Alan Bernard Lidiard (May 9, 1928 – November 21, 2020), or A. B. Lidiard, was a British condensed matter physicist known for his research into defects in materials.

Education and career 
Lidiard studied theoretical physics under Charles Coulson at King's College London, obtaining an MSc in 1950 and a PhD in 1952. He spent two years as a Fulbright scholar in the USA, first as a research assistant for Friedrich Seitz at the University of Illinois Urbana-Champaign and then under Charles Kittel at University of California, Berkeley. He took up a research fellowship in the Theoretical Division at Atomic Energy Research Establishment in Harwell. Between 1957 and 1961, he was a Lecturer in Theoretical Physics at University of Reading. He returned to Harwell and set up the radiation damage theory group in the Theoretical Physics Division (TPD). Lidiard became the head of the TPD in 1966 until his retirement. Afterwards, he moved to the Department of Physics at University of Reading and the Department of Theoretical Chemistry at Oxford University.
● ● ● ● ● ● ●
**Short exercise a**
From the entries, repeat the lines exactly, starting at the one that contains "data-point xyxy=(369,339,374,343)" and ending at the one that contains "data-point xyxy=(257,343,262,347)", with both of those lines included.
● ● ● ● ● ● ●
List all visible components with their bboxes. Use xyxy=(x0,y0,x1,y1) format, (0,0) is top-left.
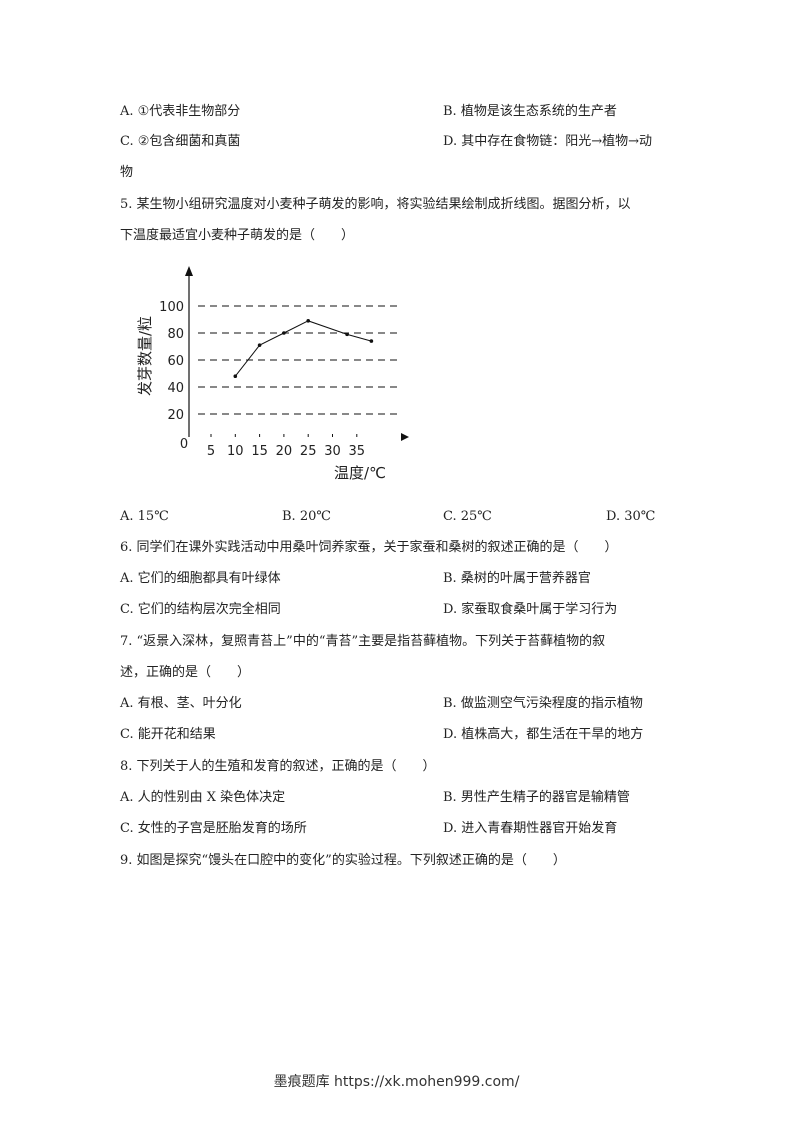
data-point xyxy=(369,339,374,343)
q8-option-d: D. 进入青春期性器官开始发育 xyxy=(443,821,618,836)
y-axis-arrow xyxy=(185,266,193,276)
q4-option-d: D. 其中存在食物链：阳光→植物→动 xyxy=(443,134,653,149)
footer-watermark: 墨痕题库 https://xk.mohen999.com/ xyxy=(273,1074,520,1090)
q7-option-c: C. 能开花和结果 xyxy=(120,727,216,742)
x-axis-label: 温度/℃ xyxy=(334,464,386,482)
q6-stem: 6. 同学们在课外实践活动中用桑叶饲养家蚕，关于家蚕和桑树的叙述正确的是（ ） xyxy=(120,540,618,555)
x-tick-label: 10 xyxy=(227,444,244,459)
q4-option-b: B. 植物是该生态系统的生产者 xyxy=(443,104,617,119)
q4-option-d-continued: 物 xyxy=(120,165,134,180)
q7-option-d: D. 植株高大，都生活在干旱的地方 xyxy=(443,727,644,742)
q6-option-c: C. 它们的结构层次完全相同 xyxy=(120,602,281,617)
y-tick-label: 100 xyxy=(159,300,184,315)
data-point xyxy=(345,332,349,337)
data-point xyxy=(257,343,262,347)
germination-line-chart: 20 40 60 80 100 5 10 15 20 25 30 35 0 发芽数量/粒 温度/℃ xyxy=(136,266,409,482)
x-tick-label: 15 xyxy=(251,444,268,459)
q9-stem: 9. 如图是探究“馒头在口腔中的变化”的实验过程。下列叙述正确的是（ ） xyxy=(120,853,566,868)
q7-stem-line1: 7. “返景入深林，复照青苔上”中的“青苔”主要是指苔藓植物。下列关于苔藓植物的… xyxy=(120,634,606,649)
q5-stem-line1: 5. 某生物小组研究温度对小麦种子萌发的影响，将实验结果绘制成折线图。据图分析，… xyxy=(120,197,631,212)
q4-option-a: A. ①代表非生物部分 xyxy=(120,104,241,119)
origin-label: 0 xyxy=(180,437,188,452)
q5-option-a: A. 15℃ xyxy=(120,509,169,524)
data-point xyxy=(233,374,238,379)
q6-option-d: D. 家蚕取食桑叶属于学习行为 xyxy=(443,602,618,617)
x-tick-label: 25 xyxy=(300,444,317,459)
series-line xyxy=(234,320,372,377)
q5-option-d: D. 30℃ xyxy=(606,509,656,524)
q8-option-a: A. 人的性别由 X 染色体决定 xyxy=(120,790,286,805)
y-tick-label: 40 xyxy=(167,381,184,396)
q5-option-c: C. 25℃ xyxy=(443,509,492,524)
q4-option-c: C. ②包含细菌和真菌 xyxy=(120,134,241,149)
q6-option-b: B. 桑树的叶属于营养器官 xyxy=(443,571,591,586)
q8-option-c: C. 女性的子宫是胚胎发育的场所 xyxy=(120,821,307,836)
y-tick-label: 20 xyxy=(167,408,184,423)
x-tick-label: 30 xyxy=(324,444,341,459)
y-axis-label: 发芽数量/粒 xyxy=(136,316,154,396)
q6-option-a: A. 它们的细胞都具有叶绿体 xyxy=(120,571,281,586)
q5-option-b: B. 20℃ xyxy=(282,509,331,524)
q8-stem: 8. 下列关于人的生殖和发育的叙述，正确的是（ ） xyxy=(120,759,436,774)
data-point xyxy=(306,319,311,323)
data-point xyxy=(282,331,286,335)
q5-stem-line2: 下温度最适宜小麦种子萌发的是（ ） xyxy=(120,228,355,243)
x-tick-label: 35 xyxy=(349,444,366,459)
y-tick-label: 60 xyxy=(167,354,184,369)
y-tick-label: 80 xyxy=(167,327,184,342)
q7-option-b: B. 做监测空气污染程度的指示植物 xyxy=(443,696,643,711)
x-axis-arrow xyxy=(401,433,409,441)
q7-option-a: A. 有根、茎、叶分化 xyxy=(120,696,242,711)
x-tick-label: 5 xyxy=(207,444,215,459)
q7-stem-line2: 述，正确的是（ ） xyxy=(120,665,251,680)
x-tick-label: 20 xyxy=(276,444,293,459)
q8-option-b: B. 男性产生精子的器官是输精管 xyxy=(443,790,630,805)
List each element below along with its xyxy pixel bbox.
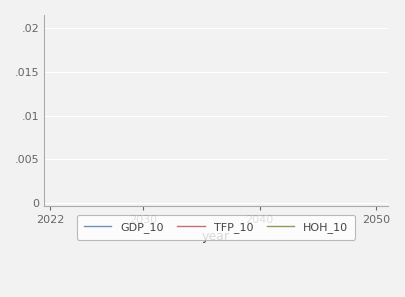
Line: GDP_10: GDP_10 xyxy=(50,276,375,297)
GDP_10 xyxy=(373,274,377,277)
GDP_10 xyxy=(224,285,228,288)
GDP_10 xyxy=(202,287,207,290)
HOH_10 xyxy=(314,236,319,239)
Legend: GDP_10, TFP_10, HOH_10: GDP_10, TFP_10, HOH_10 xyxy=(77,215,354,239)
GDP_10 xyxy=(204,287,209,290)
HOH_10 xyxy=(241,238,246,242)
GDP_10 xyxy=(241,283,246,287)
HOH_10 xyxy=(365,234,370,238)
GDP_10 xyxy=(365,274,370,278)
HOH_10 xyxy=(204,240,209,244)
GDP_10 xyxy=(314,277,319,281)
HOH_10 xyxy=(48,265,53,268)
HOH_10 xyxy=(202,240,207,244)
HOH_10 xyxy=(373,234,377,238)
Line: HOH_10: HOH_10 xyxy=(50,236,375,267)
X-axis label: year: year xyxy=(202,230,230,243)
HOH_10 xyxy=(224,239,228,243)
● ● ● ● ● ● ●
**Short exercise b**
Copy the entire biography of A. B. Lidiard exactly.

**Correct output a**
data-point xyxy=(369,339,374,343)
q8-option-d: D. 进入青春期性器官开始发育 xyxy=(443,821,618,836)
y-axis-arrow xyxy=(185,266,193,276)
q4-option-d: D. 其中存在食物链：阳光→植物→动 xyxy=(443,134,653,149)
footer-watermark: 墨痕题库 https://xk.mohen999.com/ xyxy=(273,1074,520,1090)
q7-option-c: C. 能开花和结果 xyxy=(120,727,216,742)
x-axis-label: 温度/℃ xyxy=(334,464,386,482)
q6-stem: 6. 同学们在课外实践活动中用桑叶饲养家蚕，关于家蚕和桑树的叙述正确的是（ ） xyxy=(120,540,618,555)
x-tick-label: 10 xyxy=(227,444,244,459)
q4-option-b: B. 植物是该生态系统的生产者 xyxy=(443,104,617,119)
q4-option-d-continued: 物 xyxy=(120,165,134,180)
q7-option-d: D. 植株高大，都生活在干旱的地方 xyxy=(443,727,644,742)
q6-option-c: C. 它们的结构层次完全相同 xyxy=(120,602,281,617)
y-tick-label: 100 xyxy=(159,300,184,315)
data-point xyxy=(345,332,349,337)
data-point xyxy=(257,343,262,347)

**Correct output b**
Alan Bernard Lidiard (May 9, 1928 – November 21, 2020), or A. B. Lidiard, was a British condensed matter physicist known for his research into defects in materials.

Education and career 
Lidiard studied theoretical physics under Charles Coulson at King's College London, obtaining an MSc in 1950 and a PhD in 1952. He spent two years as a Fulbright scholar in the USA, first as a research assistant for Friedrich Seitz at the University of Illinois Urbana-Champaign and then under Charles Kittel at University of California, Berkeley. He took up a research fellowship in the Theoretical Division at Atomic Energy Research Establishment in Harwell. Between 1957 and 1961, he was a Lecturer in Theoretical Physics at University of Reading. He returned to Harwell and set up the radiation damage theory group in the Theoretical Physics Division (TPD). Lidiard became the head of the TPD in 1966 until his retirement. Afterwards, he moved to the Department of Physics at University of Reading and the Department of Theoretical Chemistry at Oxford University.